(Data entries for graphics)
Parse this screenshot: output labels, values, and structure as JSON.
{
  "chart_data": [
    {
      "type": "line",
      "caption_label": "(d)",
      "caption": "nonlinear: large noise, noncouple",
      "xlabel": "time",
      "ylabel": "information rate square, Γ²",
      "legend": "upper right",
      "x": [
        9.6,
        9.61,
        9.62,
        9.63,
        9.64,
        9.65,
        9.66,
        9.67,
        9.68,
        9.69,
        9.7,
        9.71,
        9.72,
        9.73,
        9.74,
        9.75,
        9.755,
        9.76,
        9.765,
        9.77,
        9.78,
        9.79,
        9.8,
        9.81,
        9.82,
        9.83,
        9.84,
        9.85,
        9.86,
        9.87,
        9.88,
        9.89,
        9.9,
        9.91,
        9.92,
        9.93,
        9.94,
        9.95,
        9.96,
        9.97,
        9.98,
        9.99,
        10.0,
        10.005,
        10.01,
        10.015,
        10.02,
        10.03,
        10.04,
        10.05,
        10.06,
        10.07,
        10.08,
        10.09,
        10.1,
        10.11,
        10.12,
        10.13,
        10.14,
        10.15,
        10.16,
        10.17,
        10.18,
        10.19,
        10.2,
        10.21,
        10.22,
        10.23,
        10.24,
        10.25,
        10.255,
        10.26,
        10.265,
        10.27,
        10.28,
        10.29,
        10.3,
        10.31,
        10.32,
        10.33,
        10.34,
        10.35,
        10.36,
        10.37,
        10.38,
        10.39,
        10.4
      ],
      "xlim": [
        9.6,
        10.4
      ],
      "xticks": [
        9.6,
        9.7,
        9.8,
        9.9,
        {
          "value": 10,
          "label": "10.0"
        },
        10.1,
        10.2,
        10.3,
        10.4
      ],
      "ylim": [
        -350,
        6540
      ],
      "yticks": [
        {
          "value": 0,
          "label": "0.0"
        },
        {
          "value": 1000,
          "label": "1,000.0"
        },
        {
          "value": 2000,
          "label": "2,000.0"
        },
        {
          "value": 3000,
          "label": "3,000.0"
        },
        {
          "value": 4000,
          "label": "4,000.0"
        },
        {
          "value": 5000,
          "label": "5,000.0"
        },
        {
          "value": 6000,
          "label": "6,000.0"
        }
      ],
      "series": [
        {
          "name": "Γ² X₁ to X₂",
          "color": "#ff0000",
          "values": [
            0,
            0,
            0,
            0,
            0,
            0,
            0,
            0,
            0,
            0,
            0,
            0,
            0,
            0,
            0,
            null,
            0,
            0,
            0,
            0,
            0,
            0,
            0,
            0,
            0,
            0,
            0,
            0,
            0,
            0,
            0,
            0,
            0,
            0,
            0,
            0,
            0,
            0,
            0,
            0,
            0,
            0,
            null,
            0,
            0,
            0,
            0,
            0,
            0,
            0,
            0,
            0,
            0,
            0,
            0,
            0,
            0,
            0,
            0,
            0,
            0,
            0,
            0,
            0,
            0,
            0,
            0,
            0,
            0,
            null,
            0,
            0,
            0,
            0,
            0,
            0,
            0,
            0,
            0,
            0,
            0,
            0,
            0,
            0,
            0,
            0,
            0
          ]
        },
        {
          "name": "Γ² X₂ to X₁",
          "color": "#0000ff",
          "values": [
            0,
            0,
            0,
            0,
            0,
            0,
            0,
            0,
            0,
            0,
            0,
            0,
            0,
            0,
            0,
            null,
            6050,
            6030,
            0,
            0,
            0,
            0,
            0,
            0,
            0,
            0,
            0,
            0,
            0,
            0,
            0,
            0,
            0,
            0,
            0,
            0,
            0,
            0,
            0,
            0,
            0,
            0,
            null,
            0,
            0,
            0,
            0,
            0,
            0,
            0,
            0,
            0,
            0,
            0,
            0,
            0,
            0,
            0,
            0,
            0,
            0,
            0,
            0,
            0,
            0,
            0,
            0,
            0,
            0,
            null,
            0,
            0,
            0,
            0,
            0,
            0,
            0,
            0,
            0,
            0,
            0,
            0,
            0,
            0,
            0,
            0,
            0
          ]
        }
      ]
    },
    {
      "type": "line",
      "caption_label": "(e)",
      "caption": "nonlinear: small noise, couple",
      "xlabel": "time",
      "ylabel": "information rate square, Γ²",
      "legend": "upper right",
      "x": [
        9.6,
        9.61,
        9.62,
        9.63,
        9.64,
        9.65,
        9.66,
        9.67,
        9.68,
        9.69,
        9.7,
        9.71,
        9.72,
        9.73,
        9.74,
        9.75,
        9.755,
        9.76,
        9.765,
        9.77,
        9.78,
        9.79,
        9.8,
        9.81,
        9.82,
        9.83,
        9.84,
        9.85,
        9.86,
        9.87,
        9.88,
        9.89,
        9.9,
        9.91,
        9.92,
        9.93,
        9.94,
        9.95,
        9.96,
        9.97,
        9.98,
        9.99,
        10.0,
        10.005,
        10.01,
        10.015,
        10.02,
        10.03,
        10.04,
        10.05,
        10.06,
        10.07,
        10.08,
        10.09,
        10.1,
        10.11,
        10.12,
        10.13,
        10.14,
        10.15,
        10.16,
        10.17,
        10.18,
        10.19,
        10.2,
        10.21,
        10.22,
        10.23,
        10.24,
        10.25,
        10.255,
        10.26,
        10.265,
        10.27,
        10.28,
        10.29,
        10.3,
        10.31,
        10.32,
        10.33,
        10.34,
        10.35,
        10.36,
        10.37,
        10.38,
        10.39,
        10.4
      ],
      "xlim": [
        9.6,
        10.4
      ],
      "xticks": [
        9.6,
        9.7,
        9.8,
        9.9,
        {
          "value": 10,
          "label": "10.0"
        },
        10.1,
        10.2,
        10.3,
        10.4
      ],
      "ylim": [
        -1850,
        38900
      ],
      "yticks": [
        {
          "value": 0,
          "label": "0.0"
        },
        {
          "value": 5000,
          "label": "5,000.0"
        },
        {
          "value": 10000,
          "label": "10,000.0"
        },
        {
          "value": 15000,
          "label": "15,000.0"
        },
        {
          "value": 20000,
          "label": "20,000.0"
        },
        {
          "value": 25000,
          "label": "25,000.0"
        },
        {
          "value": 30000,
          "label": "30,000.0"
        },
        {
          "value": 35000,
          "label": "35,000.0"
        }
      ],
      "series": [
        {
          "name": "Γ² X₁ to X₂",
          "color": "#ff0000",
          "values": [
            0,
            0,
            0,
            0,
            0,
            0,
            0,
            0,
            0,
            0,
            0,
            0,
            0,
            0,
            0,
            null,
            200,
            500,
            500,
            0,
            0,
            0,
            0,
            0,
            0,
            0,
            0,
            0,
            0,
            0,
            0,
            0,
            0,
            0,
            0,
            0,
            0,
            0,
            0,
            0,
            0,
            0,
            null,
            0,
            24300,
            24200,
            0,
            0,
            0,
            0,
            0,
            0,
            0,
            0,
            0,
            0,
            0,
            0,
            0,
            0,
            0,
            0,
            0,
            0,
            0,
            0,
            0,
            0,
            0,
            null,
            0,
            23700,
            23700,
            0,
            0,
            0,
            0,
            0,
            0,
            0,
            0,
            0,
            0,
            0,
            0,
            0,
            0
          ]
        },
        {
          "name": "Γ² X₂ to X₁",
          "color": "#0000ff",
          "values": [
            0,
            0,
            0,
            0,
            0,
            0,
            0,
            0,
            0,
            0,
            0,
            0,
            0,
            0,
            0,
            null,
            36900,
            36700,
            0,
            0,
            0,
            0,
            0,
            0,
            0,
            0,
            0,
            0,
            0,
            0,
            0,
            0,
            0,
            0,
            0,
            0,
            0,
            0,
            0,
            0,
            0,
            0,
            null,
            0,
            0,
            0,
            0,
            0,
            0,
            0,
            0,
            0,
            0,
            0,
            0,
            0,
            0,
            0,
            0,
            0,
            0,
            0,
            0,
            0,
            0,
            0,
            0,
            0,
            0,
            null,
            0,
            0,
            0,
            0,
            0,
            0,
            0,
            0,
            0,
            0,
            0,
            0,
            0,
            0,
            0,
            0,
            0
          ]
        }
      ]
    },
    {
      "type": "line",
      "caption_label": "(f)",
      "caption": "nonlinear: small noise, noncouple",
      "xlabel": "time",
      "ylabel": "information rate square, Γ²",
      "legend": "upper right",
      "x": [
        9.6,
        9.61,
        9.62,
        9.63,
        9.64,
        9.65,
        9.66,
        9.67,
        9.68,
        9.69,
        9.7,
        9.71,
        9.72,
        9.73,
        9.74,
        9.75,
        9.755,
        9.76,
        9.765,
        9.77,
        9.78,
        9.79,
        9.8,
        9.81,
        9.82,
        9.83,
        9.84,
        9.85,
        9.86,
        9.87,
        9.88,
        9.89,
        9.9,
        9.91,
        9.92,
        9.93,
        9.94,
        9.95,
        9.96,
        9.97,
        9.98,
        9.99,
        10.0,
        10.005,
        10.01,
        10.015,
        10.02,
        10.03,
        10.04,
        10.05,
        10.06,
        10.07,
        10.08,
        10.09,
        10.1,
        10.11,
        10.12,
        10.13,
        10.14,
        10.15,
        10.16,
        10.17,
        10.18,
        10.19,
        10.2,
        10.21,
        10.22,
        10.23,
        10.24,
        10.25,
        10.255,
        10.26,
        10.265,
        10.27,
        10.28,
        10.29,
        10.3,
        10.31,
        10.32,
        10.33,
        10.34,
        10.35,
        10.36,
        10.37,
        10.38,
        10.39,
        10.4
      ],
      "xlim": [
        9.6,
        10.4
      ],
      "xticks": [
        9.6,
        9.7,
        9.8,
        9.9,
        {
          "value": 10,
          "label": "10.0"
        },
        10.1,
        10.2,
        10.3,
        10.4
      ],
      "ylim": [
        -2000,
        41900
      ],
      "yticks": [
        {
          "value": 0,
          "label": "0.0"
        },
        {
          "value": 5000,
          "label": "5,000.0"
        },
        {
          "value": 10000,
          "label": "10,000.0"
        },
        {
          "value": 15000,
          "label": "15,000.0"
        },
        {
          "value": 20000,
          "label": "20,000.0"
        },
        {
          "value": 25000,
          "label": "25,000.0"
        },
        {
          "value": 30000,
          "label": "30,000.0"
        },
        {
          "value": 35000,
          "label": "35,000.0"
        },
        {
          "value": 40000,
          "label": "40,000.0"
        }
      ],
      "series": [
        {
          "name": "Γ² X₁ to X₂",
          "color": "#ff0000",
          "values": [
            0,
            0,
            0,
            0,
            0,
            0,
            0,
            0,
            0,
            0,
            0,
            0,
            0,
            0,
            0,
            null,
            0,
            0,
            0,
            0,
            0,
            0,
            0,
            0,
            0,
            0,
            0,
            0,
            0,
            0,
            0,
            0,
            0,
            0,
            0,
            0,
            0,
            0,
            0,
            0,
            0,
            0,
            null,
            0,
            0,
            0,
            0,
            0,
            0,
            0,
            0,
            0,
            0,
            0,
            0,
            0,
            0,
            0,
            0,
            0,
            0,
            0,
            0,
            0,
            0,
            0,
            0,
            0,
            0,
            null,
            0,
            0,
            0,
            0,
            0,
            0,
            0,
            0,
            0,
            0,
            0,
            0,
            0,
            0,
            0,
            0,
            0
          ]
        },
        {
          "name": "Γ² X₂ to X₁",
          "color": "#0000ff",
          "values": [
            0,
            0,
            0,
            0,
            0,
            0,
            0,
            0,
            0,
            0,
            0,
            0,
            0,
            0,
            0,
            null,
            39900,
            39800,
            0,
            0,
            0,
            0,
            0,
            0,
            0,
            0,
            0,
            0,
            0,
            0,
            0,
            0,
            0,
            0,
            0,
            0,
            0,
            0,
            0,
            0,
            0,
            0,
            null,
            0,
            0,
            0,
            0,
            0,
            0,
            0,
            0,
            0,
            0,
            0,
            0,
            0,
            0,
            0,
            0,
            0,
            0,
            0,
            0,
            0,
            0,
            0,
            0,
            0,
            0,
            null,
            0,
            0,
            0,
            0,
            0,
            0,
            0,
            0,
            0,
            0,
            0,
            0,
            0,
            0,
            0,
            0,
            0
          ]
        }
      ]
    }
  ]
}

-- Work to complete --
Using the records above, select and copy every line that has the word "noise".

-- Solution to this task --
      "caption": "nonlinear: large noise, noncouple",
      "caption": "nonlinear: small noise, couple",
      "caption": "nonlinear: small noise, noncouple",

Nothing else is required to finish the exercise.